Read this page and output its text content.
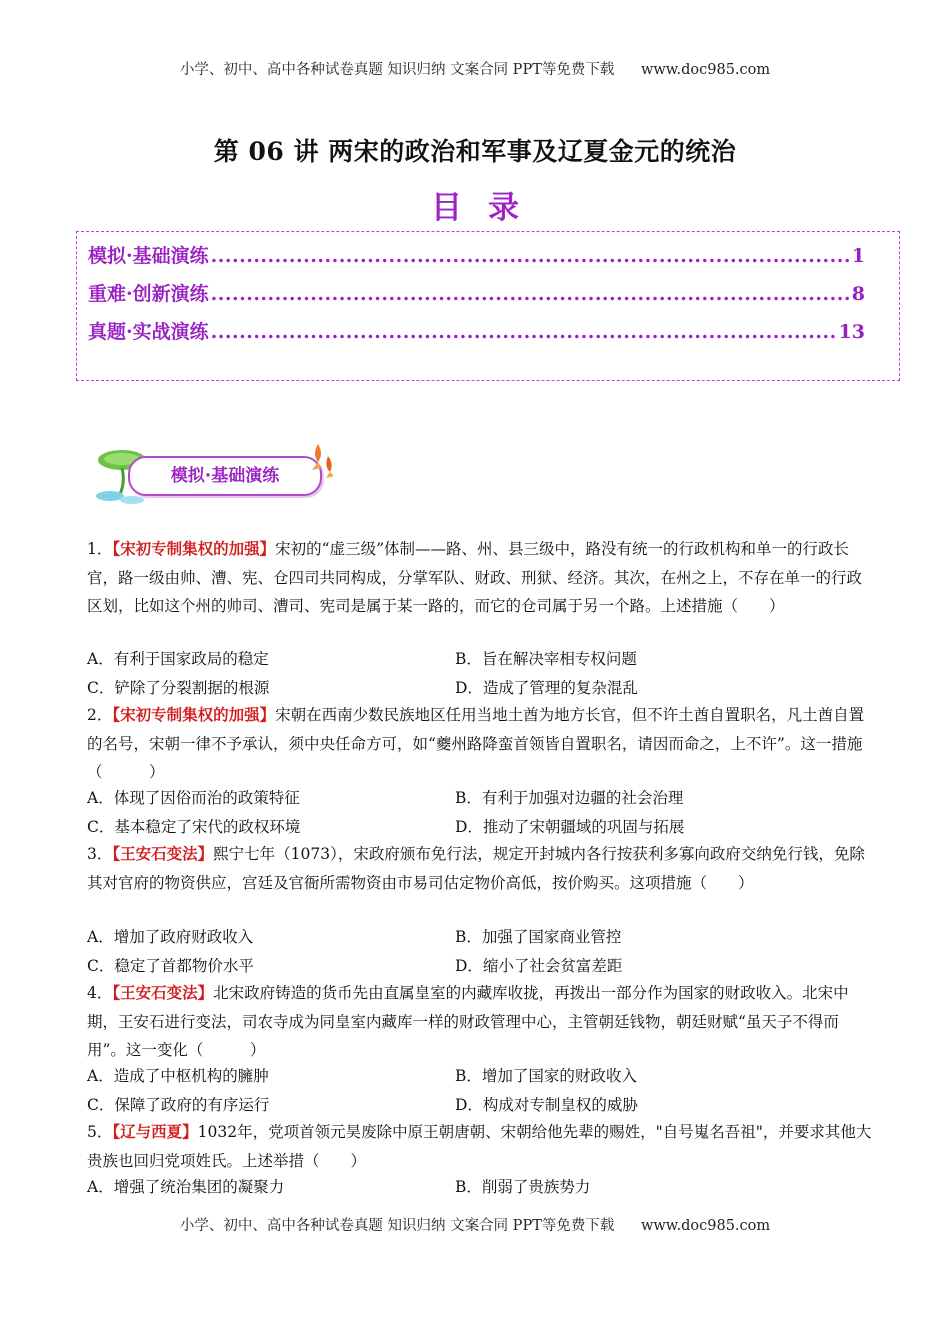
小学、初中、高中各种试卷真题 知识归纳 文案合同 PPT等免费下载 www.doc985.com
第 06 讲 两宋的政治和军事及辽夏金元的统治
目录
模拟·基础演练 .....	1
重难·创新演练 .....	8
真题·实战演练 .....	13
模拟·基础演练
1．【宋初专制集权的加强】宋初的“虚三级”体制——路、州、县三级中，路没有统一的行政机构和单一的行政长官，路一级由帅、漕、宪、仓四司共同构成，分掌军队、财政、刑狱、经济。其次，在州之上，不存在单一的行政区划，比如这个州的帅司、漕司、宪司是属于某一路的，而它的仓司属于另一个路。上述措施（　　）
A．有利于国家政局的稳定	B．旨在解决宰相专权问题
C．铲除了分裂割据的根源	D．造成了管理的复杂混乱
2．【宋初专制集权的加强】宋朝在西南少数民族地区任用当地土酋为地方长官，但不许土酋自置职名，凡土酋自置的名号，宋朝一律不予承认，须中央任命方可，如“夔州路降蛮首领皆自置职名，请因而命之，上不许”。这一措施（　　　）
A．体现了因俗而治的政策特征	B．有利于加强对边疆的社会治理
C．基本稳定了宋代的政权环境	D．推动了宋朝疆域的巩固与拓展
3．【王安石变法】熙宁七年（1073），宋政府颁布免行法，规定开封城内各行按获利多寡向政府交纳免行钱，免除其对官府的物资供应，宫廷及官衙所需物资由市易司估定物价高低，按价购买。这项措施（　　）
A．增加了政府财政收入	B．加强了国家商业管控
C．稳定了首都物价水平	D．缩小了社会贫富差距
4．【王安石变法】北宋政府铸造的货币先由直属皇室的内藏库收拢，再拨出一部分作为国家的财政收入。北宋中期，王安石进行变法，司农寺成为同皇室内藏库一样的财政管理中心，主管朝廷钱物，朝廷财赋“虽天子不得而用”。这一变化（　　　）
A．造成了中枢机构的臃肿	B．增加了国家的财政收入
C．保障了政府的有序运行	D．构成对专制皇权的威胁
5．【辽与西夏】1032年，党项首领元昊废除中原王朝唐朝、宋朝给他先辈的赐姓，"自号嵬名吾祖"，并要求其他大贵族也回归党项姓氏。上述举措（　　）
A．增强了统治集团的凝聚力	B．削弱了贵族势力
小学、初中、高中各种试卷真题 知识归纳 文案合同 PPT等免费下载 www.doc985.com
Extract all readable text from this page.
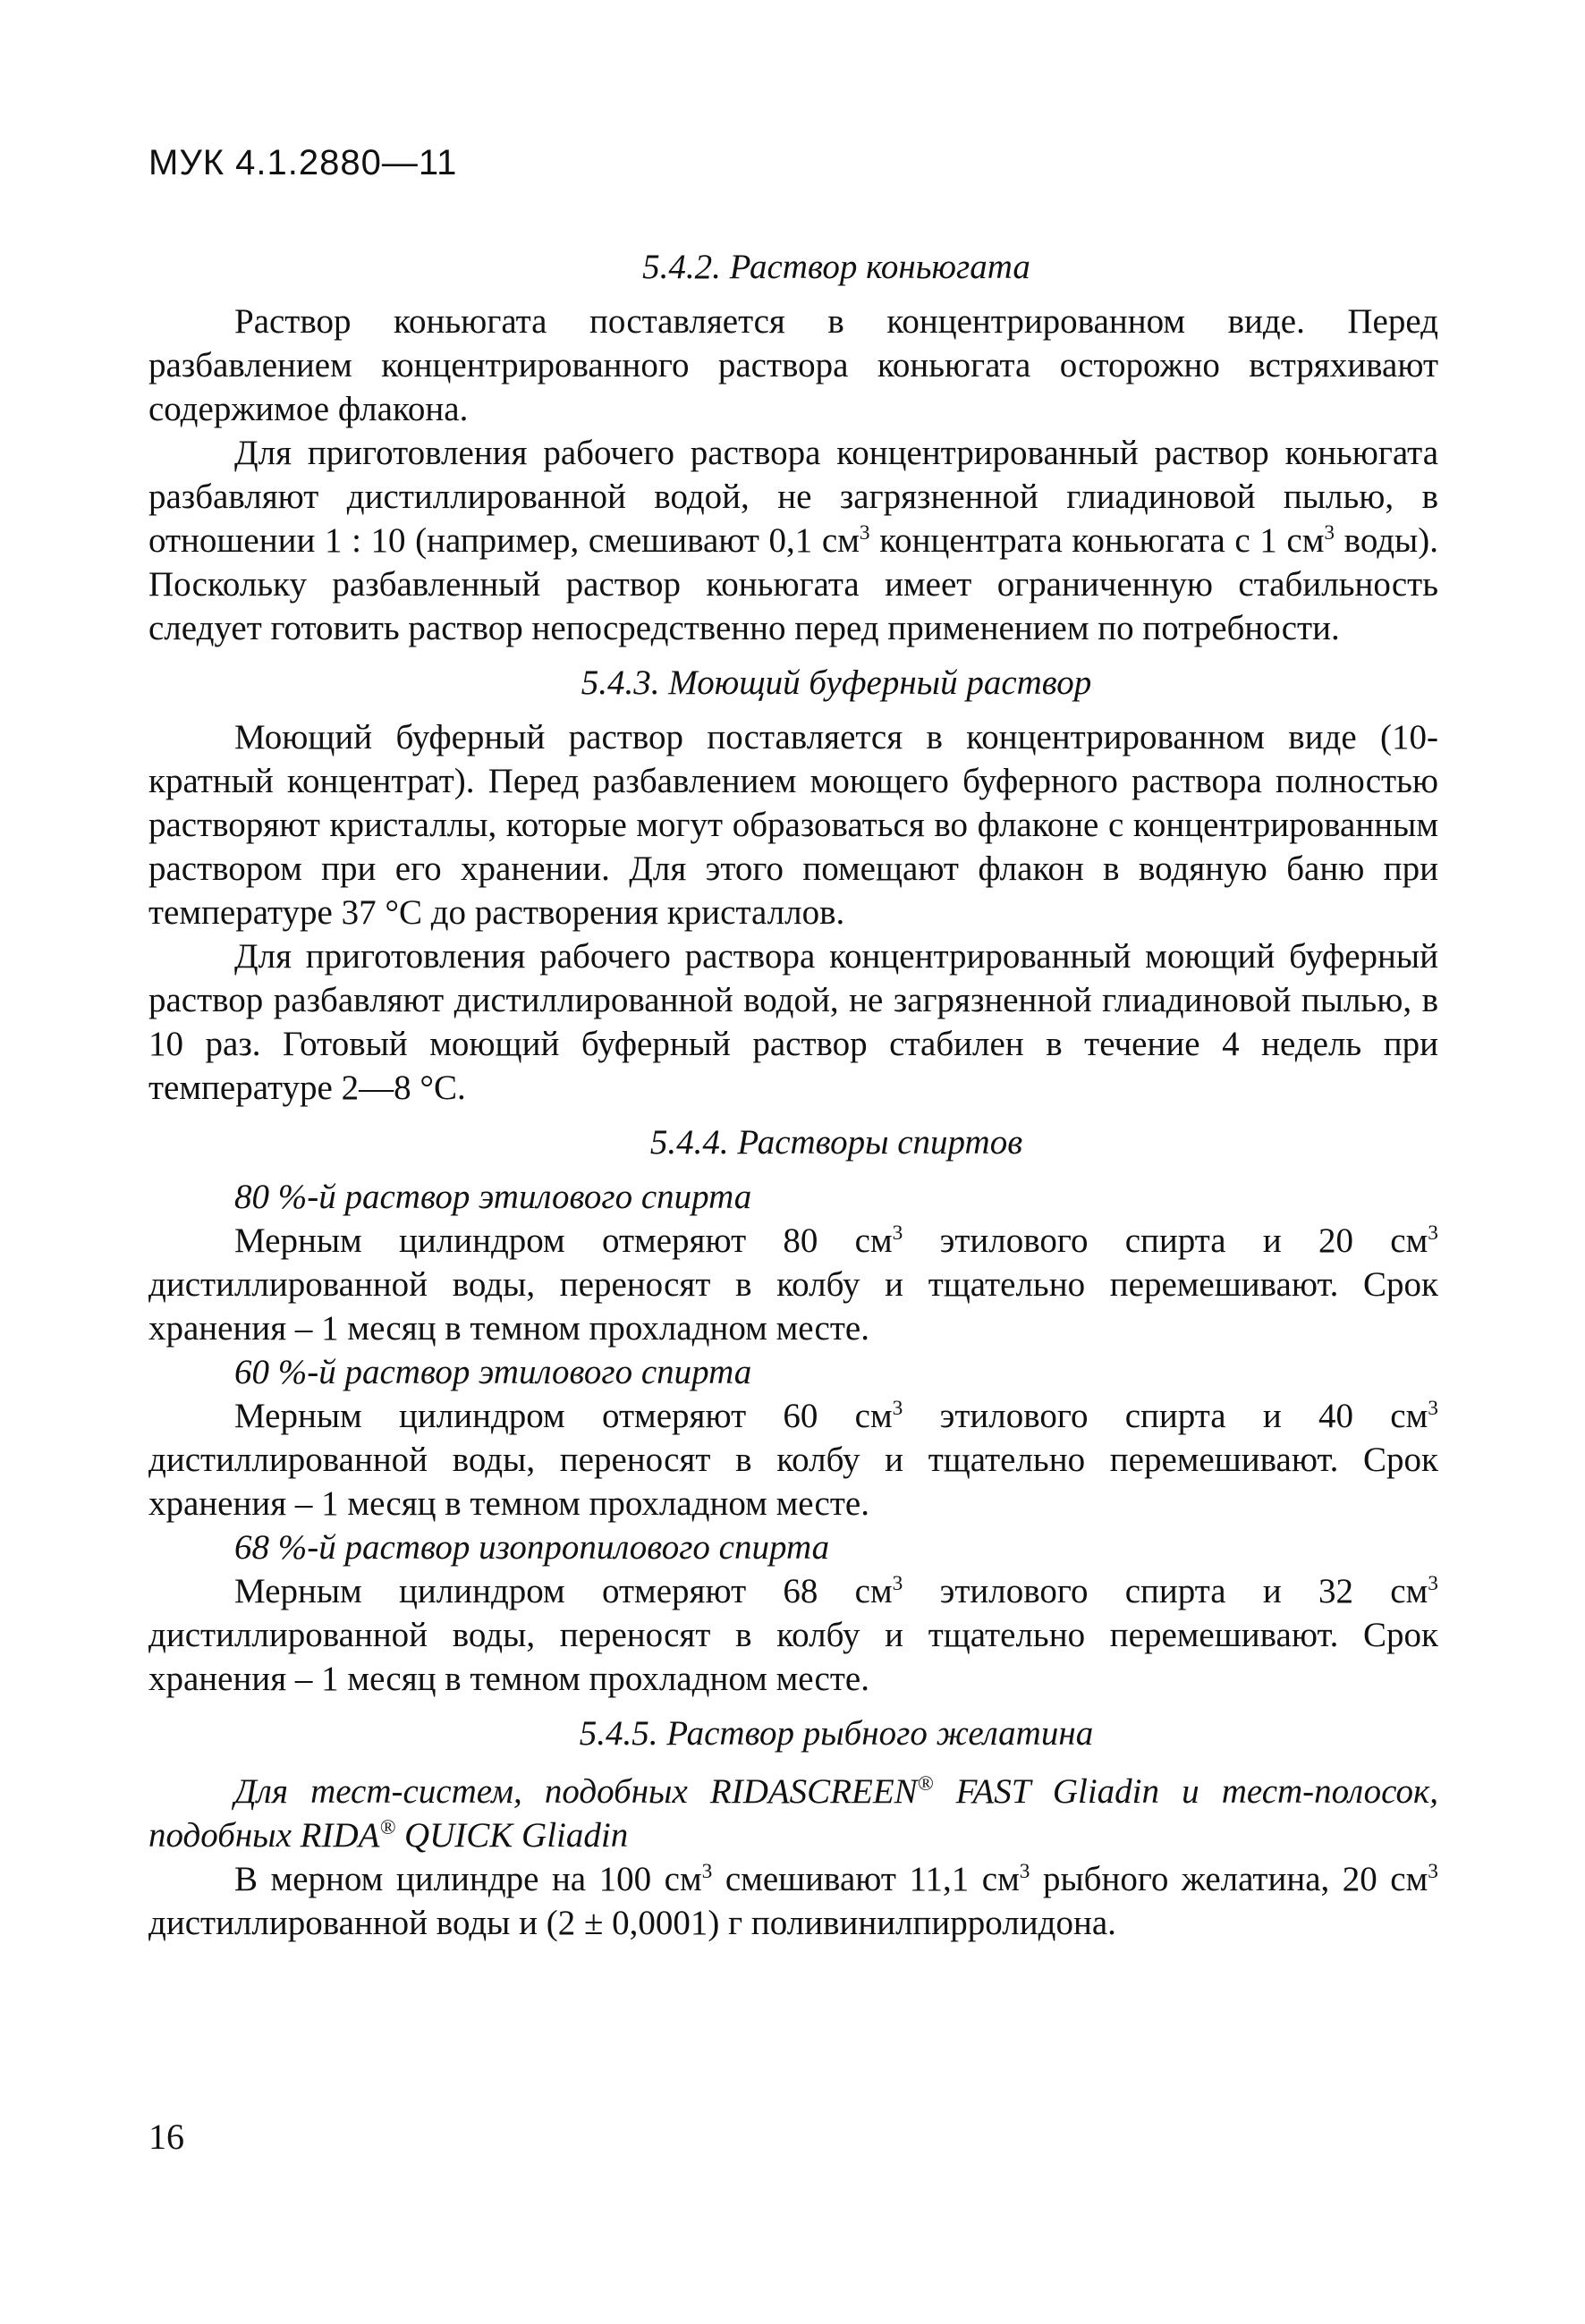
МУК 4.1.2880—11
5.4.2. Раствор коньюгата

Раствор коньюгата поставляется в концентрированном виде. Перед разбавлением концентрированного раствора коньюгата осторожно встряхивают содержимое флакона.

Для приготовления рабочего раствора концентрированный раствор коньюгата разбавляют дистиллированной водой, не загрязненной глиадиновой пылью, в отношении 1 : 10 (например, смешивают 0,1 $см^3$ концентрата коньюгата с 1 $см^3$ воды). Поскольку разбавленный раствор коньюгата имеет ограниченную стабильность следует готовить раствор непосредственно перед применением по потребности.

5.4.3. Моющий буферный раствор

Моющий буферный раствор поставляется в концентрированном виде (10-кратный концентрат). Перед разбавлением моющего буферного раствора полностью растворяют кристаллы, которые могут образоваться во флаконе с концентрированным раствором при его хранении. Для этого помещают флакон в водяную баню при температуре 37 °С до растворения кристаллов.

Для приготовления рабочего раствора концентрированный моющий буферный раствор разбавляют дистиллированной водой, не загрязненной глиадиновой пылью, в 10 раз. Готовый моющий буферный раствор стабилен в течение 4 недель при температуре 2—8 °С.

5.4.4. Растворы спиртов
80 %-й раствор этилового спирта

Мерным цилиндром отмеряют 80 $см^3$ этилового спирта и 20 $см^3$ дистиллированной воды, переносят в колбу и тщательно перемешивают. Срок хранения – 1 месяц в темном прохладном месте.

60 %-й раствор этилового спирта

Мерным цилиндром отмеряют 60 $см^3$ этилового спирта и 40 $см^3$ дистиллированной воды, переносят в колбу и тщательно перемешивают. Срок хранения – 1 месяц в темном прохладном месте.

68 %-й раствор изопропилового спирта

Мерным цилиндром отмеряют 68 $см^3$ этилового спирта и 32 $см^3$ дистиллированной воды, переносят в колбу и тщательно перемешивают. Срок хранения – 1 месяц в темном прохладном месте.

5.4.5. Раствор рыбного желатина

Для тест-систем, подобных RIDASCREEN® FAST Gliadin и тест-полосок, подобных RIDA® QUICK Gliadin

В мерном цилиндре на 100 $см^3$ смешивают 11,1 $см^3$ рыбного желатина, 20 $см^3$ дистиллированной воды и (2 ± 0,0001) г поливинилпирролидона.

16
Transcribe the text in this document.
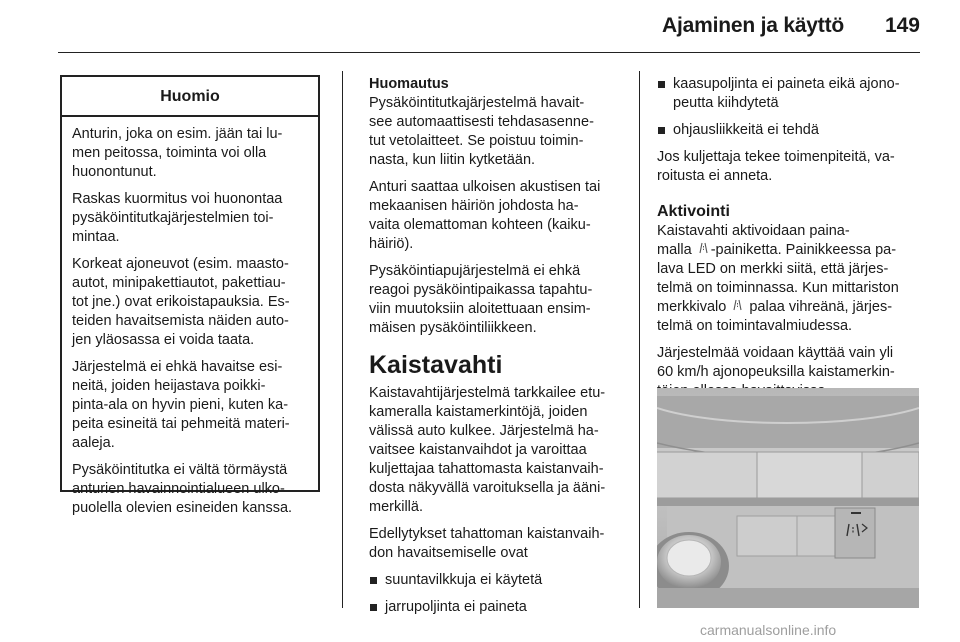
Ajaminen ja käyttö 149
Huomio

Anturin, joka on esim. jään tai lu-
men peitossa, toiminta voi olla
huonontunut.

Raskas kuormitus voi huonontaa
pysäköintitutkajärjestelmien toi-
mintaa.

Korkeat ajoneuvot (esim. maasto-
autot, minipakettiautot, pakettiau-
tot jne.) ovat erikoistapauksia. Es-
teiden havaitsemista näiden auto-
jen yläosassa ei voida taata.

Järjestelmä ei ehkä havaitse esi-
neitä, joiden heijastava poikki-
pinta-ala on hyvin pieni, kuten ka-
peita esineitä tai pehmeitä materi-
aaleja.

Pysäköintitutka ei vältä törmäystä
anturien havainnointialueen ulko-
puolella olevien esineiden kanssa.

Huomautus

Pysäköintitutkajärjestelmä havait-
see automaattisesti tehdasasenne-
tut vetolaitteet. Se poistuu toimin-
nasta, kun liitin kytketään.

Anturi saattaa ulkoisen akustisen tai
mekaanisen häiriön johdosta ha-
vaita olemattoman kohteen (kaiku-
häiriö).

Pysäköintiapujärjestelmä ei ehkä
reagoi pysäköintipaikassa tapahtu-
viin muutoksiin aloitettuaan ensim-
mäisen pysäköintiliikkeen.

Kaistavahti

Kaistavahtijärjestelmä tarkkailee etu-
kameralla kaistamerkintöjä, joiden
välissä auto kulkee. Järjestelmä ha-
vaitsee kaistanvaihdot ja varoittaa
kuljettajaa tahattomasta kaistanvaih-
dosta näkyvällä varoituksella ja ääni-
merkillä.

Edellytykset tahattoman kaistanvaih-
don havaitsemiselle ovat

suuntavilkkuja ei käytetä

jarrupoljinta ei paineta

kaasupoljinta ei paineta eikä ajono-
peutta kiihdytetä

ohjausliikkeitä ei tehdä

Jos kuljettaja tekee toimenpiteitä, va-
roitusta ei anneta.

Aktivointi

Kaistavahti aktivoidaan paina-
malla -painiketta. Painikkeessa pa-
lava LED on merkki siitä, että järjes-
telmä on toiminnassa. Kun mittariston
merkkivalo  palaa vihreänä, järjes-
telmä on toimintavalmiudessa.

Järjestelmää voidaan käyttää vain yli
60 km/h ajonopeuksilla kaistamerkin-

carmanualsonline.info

Your instructions
A line counts if it holds the word "esim". How many lines of the entries count? Give the number only.

Task output
2